Objective> Lines containing the string "this" are to be counted; report only how many there are.

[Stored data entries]
------------------------

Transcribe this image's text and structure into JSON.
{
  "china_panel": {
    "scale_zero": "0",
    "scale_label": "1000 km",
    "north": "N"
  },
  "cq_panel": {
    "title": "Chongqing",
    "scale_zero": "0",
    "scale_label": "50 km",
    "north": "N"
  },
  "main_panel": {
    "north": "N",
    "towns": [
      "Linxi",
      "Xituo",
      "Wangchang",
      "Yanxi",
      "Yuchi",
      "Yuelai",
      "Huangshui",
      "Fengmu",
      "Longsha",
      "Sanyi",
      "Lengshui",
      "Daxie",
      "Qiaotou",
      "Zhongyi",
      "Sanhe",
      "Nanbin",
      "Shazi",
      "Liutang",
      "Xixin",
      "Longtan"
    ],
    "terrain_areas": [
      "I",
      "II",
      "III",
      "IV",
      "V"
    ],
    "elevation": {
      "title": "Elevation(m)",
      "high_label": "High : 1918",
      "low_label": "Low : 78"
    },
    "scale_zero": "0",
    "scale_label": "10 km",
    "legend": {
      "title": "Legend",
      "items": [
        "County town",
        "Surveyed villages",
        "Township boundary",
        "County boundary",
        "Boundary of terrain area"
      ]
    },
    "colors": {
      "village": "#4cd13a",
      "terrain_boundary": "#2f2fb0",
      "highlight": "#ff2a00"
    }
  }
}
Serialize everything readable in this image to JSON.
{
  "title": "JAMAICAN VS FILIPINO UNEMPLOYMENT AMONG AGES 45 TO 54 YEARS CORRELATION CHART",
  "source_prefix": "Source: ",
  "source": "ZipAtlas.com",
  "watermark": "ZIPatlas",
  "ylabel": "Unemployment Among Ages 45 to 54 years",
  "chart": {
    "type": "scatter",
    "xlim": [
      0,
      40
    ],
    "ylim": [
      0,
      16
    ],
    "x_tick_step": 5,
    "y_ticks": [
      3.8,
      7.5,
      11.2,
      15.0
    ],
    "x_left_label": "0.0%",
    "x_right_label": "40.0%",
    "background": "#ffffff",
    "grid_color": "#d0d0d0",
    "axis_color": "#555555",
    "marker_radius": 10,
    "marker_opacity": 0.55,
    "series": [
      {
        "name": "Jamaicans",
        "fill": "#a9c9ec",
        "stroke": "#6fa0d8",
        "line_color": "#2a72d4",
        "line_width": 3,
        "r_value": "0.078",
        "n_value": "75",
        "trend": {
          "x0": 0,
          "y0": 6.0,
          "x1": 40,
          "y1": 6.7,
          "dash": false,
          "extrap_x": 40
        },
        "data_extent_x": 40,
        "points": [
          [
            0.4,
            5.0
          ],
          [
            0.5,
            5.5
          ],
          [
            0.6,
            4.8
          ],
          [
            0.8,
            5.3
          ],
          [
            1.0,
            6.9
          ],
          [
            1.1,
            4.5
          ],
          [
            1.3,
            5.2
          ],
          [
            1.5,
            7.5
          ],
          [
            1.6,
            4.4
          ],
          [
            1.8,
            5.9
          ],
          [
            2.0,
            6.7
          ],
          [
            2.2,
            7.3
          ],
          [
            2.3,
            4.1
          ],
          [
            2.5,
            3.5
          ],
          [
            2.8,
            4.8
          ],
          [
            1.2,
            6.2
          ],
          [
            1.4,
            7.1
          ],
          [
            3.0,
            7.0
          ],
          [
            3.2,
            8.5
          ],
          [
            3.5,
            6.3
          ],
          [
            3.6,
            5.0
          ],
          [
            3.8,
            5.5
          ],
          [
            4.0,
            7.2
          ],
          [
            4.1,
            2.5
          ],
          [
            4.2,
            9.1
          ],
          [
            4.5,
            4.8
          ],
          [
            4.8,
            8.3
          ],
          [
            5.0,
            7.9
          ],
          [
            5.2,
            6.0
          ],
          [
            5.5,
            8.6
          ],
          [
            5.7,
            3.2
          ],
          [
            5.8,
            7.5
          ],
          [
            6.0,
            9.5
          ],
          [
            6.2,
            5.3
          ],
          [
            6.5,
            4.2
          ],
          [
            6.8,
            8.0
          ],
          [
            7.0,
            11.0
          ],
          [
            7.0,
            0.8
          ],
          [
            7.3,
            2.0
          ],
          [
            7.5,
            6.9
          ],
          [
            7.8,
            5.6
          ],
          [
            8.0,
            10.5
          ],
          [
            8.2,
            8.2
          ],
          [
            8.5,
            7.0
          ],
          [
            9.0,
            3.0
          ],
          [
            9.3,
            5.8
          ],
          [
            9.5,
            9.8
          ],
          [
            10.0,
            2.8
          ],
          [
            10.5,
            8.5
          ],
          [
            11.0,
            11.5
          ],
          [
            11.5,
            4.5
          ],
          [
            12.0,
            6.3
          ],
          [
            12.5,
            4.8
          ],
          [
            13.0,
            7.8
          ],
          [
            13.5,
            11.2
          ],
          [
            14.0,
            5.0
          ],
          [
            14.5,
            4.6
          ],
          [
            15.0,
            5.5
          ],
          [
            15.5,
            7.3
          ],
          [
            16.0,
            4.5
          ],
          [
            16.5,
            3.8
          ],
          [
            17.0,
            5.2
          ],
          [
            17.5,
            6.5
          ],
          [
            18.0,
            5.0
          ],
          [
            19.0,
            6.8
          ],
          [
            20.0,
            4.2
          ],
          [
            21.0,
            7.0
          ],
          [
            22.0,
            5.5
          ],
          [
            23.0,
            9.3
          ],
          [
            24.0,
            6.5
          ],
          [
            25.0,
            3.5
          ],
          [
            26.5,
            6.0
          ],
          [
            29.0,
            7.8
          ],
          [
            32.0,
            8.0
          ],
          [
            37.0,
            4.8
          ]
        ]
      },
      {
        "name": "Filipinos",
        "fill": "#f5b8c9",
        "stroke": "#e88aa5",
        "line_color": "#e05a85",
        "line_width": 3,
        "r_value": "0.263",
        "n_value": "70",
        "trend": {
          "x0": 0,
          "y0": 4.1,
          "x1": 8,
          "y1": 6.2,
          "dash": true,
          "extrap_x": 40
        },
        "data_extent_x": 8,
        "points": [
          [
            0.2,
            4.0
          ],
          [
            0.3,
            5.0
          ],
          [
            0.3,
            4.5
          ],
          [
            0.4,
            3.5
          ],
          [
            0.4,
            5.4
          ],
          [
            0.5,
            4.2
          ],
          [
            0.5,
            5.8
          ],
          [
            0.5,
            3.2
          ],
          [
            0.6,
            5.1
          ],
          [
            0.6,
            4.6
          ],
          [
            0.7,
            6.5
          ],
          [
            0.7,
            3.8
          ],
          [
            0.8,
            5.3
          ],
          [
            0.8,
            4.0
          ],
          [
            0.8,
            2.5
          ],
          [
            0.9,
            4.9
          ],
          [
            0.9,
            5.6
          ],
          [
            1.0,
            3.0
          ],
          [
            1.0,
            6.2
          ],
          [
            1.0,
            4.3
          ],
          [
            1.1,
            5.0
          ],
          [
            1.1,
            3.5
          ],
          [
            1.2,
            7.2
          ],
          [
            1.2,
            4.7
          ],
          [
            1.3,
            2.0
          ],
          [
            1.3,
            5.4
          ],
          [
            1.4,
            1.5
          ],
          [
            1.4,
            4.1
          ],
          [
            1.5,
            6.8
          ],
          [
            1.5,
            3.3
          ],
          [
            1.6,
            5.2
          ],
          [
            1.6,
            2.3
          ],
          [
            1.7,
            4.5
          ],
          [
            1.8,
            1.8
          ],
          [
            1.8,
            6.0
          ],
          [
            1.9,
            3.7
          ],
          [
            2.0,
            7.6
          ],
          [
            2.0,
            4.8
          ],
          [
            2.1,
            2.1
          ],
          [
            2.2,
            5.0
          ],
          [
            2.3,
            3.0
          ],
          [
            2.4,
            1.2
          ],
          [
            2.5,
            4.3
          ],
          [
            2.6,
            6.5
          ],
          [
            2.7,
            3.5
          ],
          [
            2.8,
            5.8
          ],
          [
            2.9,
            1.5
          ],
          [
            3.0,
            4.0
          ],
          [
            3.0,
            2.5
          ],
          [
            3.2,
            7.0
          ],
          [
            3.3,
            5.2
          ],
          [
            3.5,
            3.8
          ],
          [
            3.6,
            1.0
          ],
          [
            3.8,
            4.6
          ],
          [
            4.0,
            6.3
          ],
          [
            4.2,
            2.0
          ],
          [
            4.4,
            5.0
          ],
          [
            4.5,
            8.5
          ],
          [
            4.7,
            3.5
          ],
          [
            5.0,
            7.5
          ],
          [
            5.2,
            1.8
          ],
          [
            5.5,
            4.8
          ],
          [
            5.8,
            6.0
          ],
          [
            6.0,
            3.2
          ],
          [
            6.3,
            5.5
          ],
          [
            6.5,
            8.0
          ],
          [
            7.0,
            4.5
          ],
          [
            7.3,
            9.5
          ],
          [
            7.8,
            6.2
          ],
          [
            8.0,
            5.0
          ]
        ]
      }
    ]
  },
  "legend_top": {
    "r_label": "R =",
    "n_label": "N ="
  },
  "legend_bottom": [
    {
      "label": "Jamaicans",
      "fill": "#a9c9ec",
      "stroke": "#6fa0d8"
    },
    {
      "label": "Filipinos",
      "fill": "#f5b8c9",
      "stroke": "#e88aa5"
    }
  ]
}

------------------------

Result of the exercise> 2